Region annotation records:
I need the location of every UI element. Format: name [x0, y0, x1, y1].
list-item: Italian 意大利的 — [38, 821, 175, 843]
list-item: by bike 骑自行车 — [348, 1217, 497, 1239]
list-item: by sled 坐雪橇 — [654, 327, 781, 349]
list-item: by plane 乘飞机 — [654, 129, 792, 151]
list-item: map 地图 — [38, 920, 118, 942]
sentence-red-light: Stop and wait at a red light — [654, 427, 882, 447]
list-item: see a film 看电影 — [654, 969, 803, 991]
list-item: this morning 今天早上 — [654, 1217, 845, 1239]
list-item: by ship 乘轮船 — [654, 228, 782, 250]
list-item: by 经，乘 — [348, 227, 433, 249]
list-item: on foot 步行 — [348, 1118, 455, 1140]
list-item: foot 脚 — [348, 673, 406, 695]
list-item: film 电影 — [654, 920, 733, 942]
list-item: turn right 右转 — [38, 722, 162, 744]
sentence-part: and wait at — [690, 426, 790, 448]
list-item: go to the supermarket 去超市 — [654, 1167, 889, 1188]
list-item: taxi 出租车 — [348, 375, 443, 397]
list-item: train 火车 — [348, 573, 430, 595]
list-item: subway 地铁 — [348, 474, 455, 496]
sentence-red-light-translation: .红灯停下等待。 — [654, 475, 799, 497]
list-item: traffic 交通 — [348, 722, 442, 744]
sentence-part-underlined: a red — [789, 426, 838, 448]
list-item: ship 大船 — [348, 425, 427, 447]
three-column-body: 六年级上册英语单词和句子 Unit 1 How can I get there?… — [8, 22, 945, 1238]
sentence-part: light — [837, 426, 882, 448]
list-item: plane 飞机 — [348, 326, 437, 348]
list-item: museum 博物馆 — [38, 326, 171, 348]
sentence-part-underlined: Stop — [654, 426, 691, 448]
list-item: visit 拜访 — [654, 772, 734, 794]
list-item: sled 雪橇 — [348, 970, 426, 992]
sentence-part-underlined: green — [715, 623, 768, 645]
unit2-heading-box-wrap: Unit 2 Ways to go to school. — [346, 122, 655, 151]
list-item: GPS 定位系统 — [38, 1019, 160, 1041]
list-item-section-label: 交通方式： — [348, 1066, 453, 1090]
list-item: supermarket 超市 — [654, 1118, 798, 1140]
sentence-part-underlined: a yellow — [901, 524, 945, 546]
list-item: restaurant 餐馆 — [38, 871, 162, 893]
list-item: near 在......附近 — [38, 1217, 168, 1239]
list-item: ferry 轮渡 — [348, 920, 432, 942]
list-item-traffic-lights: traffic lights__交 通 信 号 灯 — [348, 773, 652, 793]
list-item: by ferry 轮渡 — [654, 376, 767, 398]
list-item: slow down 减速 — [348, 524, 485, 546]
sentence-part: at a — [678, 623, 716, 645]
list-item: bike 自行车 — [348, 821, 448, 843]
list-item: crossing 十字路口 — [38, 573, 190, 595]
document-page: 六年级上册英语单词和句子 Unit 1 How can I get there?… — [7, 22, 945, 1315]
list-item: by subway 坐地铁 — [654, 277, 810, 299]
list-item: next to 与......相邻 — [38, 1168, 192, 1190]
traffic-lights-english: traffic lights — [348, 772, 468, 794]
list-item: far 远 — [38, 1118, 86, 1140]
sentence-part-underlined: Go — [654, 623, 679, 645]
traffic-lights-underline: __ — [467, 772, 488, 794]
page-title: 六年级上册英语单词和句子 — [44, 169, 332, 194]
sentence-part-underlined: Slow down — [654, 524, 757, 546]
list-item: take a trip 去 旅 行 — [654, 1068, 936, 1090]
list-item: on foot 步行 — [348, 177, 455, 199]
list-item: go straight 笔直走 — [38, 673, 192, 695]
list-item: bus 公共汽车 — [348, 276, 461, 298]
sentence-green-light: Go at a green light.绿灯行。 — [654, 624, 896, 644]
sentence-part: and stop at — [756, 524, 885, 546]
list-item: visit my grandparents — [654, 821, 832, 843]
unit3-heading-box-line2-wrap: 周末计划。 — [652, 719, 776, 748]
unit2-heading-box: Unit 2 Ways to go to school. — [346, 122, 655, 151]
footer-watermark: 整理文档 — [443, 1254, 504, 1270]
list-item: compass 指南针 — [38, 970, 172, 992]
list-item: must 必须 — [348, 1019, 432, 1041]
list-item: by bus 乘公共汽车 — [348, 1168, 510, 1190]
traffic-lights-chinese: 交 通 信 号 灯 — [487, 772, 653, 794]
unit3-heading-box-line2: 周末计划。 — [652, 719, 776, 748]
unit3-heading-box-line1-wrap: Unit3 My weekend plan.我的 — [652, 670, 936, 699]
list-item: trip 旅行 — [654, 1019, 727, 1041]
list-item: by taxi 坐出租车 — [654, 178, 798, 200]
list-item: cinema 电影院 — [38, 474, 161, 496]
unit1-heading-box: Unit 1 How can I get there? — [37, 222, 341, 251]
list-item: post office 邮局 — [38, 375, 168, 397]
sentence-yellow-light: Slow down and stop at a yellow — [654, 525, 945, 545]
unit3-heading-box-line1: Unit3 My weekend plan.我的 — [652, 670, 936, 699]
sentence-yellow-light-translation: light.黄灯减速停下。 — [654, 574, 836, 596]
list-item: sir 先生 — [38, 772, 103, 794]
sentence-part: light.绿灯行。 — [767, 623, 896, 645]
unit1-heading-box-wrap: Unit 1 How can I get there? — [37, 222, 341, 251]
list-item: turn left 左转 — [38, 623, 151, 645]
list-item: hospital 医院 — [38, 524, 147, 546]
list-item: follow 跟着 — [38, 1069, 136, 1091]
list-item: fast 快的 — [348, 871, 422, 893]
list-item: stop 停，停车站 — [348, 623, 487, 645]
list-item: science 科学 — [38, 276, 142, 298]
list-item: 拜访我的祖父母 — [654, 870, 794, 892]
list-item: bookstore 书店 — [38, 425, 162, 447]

### [Exercise]
Reproduce the material from its first line through the line containing "list-item: by ship 乘轮船 — [654, 228, 782, 250]", inclusive, substituting "by car" for "by sled" and leaving everything else unchanged.

### [Answer]
I need the location of every UI element. Format: name [x0, y0, x1, y1].
list-item: Italian 意大利的 — [38, 821, 175, 843]
list-item: by bike 骑自行车 — [348, 1217, 497, 1239]
list-item: by car 坐雪橇 — [654, 327, 781, 349]
list-item: by plane 乘飞机 — [654, 129, 792, 151]
list-item: map 地图 — [38, 920, 118, 942]
sentence-red-light: Stop and wait at a red light — [654, 427, 882, 447]
list-item: see a film 看电影 — [654, 969, 803, 991]
list-item: this morning 今天早上 — [654, 1217, 845, 1239]
list-item: by ship 乘轮船 — [654, 228, 782, 250]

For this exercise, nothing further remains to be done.